Data entries:
• • • • • • •
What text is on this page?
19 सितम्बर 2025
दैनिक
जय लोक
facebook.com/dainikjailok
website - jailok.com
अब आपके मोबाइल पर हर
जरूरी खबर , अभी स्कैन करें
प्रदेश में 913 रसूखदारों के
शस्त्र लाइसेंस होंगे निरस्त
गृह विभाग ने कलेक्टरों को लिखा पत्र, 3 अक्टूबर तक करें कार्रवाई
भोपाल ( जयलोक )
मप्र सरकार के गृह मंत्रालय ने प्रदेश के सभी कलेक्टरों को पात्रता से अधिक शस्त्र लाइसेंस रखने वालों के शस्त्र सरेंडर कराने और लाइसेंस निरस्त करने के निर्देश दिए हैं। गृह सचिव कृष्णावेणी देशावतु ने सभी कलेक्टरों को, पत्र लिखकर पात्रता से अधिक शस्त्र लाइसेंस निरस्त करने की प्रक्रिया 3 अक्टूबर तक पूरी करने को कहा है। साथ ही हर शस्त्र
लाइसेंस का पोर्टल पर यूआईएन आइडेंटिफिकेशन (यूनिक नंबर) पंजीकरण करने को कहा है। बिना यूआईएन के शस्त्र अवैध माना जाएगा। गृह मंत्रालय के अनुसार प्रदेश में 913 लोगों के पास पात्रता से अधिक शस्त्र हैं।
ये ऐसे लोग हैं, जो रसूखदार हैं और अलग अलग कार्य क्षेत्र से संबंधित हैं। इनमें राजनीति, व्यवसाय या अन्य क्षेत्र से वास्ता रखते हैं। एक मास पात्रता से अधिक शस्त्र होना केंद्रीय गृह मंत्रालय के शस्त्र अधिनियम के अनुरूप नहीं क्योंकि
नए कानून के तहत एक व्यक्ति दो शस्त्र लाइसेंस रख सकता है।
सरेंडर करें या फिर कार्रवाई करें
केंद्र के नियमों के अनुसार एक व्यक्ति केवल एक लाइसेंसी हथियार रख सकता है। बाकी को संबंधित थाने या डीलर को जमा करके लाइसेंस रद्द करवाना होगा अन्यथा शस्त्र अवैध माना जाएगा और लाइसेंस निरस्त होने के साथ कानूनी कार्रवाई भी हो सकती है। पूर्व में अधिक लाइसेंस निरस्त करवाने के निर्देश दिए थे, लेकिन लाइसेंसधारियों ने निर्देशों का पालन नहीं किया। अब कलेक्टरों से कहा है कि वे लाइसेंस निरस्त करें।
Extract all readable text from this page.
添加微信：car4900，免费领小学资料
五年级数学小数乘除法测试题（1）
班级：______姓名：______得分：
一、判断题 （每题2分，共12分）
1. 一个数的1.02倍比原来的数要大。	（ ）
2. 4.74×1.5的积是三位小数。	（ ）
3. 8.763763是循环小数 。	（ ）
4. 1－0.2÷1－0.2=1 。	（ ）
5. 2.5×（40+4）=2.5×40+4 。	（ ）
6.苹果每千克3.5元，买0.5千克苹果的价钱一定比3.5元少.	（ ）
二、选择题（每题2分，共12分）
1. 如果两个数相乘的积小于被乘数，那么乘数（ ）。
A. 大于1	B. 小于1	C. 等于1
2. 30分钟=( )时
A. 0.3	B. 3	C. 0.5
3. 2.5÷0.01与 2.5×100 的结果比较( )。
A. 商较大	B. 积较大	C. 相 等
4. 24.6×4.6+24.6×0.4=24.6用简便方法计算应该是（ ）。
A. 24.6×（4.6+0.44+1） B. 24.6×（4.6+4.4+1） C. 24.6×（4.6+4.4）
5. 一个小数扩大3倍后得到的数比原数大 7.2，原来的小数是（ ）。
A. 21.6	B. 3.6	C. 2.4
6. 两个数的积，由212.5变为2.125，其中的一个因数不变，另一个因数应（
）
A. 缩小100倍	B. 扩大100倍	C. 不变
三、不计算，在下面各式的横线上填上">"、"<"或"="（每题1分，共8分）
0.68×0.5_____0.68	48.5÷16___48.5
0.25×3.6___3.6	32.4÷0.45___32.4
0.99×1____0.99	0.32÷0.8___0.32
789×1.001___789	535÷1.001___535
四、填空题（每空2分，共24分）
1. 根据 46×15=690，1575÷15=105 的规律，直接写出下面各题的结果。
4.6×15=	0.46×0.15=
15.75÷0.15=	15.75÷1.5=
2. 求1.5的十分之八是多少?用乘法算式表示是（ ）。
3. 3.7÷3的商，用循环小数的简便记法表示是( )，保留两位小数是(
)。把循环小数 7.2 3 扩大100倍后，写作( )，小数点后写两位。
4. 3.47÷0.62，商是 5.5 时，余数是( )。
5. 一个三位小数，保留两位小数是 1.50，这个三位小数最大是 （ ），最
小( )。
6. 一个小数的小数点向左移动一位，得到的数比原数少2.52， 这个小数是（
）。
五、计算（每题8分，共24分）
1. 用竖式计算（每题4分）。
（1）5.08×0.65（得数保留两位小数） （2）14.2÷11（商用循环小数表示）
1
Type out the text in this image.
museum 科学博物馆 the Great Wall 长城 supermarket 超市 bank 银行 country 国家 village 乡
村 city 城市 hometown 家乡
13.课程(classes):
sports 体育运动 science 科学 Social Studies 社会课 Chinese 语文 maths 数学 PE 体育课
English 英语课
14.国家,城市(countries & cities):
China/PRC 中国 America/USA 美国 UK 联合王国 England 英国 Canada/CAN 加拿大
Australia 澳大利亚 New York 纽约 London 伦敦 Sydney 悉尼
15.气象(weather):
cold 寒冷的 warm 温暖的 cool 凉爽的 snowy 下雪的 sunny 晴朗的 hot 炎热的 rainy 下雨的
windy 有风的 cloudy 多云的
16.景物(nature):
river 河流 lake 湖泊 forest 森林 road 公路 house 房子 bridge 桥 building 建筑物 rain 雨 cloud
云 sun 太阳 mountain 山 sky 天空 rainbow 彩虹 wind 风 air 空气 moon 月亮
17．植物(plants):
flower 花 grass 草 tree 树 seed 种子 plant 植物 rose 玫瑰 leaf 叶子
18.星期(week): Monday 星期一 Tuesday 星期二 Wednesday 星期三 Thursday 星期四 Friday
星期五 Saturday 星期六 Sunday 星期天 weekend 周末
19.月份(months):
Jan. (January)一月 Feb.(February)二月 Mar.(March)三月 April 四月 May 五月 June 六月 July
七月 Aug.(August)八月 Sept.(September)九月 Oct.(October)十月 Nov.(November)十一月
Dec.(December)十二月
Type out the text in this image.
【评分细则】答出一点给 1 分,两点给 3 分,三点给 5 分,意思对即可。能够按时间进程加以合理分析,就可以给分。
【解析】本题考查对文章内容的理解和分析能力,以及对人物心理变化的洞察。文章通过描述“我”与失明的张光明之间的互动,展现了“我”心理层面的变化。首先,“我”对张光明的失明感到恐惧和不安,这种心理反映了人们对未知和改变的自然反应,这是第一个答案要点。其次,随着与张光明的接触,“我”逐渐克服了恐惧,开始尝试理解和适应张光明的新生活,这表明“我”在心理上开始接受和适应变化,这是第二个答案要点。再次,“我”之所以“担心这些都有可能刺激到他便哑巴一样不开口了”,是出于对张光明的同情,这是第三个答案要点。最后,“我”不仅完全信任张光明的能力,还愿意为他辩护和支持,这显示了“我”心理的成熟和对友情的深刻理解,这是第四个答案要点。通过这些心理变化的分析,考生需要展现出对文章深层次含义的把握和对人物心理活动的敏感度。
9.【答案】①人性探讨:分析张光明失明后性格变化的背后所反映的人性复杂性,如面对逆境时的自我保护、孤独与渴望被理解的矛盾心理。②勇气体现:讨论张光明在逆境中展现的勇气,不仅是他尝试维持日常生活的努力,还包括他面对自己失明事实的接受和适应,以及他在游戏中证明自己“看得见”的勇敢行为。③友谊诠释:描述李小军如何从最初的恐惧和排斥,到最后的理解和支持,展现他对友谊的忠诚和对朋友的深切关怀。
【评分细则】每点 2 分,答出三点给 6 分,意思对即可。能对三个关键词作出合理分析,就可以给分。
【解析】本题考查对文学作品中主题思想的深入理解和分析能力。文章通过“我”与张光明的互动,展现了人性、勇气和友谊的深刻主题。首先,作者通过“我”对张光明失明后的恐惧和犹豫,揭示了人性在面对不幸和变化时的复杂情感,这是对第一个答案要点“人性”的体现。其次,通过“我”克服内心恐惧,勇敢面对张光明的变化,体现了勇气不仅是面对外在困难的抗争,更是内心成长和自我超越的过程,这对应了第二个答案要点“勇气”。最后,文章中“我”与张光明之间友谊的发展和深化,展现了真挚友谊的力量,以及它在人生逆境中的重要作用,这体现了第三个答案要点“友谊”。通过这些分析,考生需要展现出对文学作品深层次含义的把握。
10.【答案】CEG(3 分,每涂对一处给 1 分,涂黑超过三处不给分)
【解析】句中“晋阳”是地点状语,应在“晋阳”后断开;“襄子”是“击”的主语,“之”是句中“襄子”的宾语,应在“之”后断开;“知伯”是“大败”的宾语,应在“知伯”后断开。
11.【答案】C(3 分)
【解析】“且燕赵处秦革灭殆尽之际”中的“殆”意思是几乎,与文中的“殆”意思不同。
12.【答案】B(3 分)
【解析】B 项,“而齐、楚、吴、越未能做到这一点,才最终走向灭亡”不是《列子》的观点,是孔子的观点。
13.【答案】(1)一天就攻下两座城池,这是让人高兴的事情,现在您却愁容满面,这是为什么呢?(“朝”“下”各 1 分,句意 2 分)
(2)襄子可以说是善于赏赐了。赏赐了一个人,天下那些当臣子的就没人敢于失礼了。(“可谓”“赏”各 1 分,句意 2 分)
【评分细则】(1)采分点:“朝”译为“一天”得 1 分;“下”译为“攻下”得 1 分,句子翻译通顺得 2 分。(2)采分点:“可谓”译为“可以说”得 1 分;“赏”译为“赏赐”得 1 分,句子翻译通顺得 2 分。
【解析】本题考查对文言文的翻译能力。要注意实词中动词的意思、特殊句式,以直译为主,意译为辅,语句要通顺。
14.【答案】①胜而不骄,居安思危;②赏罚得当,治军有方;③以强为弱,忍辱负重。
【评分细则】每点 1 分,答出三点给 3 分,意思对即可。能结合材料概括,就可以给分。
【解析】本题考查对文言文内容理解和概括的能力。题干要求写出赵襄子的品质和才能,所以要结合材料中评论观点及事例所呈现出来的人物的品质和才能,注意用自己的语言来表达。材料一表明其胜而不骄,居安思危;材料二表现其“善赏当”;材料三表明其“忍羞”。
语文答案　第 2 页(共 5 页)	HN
• • • • • • •
EXERCISE:
Go through the entries above and copy every line containing "评分细则".

WRITTEN REPLY:
【评分细则】答出一点给 1 分,两点给 3 分,三点给 5 分,意思对即可。能够按时间进程加以合理分析,就可以给分。
【评分细则】每点 2 分,答出三点给 6 分,意思对即可。能对三个关键词作出合理分析,就可以给分。
【评分细则】(1)采分点:“朝”译为“一天”得 1 分;“下”译为“攻下”得 1 分,句子翻译通顺得 2 分。(2)采分点:“可谓”译为“可以说”得 1 分;“赏”译为“赏赐”得 1 分,句子翻译通顺得 2 分。
【评分细则】每点 1 分,答出三点给 3 分,意思对即可。能结合材料概括,就可以给分。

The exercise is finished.